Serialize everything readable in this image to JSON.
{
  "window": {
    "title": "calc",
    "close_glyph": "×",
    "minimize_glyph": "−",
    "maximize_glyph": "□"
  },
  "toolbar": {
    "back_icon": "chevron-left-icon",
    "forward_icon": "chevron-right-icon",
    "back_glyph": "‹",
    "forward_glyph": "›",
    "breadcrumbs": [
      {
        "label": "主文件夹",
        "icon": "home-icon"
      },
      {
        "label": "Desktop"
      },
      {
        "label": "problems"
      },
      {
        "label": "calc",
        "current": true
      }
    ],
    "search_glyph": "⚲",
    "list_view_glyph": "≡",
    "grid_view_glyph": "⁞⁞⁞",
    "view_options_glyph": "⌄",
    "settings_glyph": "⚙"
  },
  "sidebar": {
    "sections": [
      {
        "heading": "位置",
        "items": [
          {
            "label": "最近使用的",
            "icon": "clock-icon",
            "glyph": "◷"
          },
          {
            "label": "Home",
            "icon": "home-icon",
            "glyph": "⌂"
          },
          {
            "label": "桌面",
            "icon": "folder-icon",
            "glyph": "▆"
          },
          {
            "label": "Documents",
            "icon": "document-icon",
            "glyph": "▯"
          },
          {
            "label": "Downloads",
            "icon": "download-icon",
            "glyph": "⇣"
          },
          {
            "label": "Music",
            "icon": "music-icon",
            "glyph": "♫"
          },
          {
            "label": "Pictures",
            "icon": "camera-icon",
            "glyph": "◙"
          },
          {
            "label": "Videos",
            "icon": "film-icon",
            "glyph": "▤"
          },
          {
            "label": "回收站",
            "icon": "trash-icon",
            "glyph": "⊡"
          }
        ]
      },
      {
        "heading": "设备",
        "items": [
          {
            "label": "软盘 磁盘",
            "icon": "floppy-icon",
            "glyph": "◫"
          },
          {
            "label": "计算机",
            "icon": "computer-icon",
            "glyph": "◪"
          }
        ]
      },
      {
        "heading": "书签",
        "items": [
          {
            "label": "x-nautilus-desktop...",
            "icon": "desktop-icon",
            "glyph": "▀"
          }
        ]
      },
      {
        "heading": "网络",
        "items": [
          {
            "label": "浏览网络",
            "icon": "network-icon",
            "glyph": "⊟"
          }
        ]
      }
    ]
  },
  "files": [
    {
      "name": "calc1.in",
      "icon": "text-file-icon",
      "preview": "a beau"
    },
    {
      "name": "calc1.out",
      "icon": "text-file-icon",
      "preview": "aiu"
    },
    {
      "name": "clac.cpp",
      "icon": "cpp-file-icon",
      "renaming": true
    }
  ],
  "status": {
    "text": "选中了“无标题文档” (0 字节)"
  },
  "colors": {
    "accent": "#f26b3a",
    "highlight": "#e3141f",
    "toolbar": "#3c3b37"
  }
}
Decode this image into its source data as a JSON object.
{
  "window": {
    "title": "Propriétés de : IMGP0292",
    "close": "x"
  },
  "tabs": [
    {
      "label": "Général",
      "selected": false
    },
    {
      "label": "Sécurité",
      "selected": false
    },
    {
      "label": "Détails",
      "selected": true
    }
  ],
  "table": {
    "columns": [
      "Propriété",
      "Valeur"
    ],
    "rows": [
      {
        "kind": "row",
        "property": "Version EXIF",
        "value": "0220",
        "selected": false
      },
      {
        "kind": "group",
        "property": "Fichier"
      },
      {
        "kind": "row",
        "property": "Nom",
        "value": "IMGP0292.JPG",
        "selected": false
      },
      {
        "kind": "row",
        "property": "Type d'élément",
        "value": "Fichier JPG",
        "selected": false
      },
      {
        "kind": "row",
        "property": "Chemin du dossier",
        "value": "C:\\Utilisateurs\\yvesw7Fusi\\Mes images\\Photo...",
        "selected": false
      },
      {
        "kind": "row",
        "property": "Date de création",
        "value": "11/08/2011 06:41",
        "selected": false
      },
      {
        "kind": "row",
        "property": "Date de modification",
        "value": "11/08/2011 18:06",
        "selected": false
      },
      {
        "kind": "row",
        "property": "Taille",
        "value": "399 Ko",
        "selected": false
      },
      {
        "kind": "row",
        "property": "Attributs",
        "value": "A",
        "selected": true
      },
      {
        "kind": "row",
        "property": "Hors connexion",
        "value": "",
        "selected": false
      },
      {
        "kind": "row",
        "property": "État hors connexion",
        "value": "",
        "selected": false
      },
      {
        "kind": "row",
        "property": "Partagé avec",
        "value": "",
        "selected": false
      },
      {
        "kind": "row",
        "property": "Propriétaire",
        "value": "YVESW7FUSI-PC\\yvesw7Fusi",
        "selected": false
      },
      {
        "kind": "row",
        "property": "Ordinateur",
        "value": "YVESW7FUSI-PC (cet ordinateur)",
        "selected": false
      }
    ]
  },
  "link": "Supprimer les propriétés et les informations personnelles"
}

## PROBLEM TO SOLVE
Each entry must be reproduced verbatim.

## SOLUTION TO THE EXERCISE
Serialize everything readable in this image to JSON.
{
  "window": {
    "title": "calc",
    "close_glyph": "×",
    "minimize_glyph": "−",
    "maximize_glyph": "□"
  },
  "toolbar": {
    "back_icon": "chevron-left-icon",
    "forward_icon": "chevron-right-icon",
    "back_glyph": "‹",
    "forward_glyph": "›",
    "breadcrumbs": [
      {
        "label": "主文件夹",
        "icon": "home-icon"
      },
      {
        "label": "Desktop"
      },
      {
        "label": "problems"
      },
      {
        "label": "calc",
        "current": true
      }
    ],
    "search_glyph": "⚲",
    "list_view_glyph": "≡",
    "grid_view_glyph": "⁞⁞⁞",
    "view_options_glyph": "⌄",
    "settings_glyph": "⚙"
  },
  "sidebar": {
    "sections": [
      {
        "heading": "位置",
        "items": [
          {
            "label": "最近使用的",
            "icon": "clock-icon",
            "glyph": "◷"
          },
          {
            "label": "Home",
            "icon": "home-icon",
            "glyph": "⌂"
          },
          {
            "label": "桌面",
            "icon": "folder-icon",
            "glyph": "▆"
          },
          {
            "label": "Documents",
            "icon": "document-icon",
            "glyph": "▯"
          },
          {
            "label": "Downloads",
            "icon": "download-icon",
            "glyph": "⇣"
          },
          {
            "label": "Music",
            "icon": "music-icon",
            "glyph": "♫"
          },
          {
            "label": "Pictures",
            "icon": "camera-icon",
            "glyph": "◙"
          },
          {
            "label": "Videos",
            "icon": "film-icon",
            "glyph": "▤"
          },
          {
            "label": "回收站",
            "icon": "trash-icon",
            "glyph": "⊡"
          }
        ]
      },
      {
        "heading": "设备",
        "items": [
          {
            "label": "软盘 磁盘",
            "icon": "floppy-icon",
            "glyph": "◫"
          },
          {
            "label": "计算机",
            "icon": "computer-icon",
            "glyph": "◪"
          }
        ]
      },
      {
        "heading": "书签",
        "items": [
          {
            "label": "x-nautilus-desktop...",
            "icon": "desktop-icon",
            "glyph": "▀"
          }
        ]
      },
      {
        "heading": "网络",
        "items": [
          {
            "label": "浏览网络",
            "icon": "network-icon",
            "glyph": "⊟"
          }
        ]
      }
    ]
  },
  "files": [
    {
      "name": "calc1.in",
      "icon": "text-file-icon",
      "preview": "a beau"
    },
    {
      "name": "calc1.out",
      "icon": "text-file-icon",
      "preview": "aiu"
    },
    {
      "name": "clac.cpp",
      "icon": "cpp-file-icon",
      "renaming": true
    }
  ],
  "status": {
    "text": "选中了“无标题文档” (0 字节)"
  },
  "colors": {
    "accent": "#f26b3a",
    "highlight": "#e3141f",
    "toolbar": "#3c3b37"
  }
}
Decode this image into its source data as a JSON object.
{
  "window": {
    "title": "Propriétés de : IMGP0292",
    "close": "x"
  },
  "tabs": [
    {
      "label": "Général",
      "selected": false
    },
    {
      "label": "Sécurité",
      "selected": false
    },
    {
      "label": "Détails",
      "selected": true
    }
  ],
  "table": {
    "columns": [
      "Propriété",
      "Valeur"
    ],
    "rows": [
      {
        "kind": "row",
        "property": "Version EXIF",
        "value": "0220",
        "selected": false
      },
      {
        "kind": "group",
        "property": "Fichier"
      },
      {
        "kind": "row",
        "property": "Nom",
        "value": "IMGP0292.JPG",
        "selected": false
      },
      {
        "kind": "row",
        "property": "Type d'élément",
        "value": "Fichier JPG",
        "selected": false
      },
      {
        "kind": "row",
        "property": "Chemin du dossier",
        "value": "C:\\Utilisateurs\\yvesw7Fusi\\Mes images\\Photo...",
        "selected": false
      },
      {
        "kind": "row",
        "property": "Date de création",
        "value": "11/08/2011 06:41",
        "selected": false
      },
      {
        "kind": "row",
        "property": "Date de modification",
        "value": "11/08/2011 18:06",
        "selected": false
      },
      {
        "kind": "row",
        "property": "Taille",
        "value": "399 Ko",
        "selected": false
      },
      {
        "kind": "row",
        "property": "Attributs",
        "value": "A",
        "selected": true
      },
      {
        "kind": "row",
        "property": "Hors connexion",
        "value": "",
        "selected": false
      },
      {
        "kind": "row",
        "property": "État hors connexion",
        "value": "",
        "selected": false
      },
      {
        "kind": "row",
        "property": "Partagé avec",
        "value": "",
        "selected": false
      },
      {
        "kind": "row",
        "property": "Propriétaire",
        "value": "YVESW7FUSI-PC\\yvesw7Fusi",
        "selected": false
      },
      {
        "kind": "row",
        "property": "Ordinateur",
        "value": "YVESW7FUSI-PC (cet ordinateur)",
        "selected": false
      }
    ]
  },
  "link": "Supprimer les propriétés et les informations personnelles"
}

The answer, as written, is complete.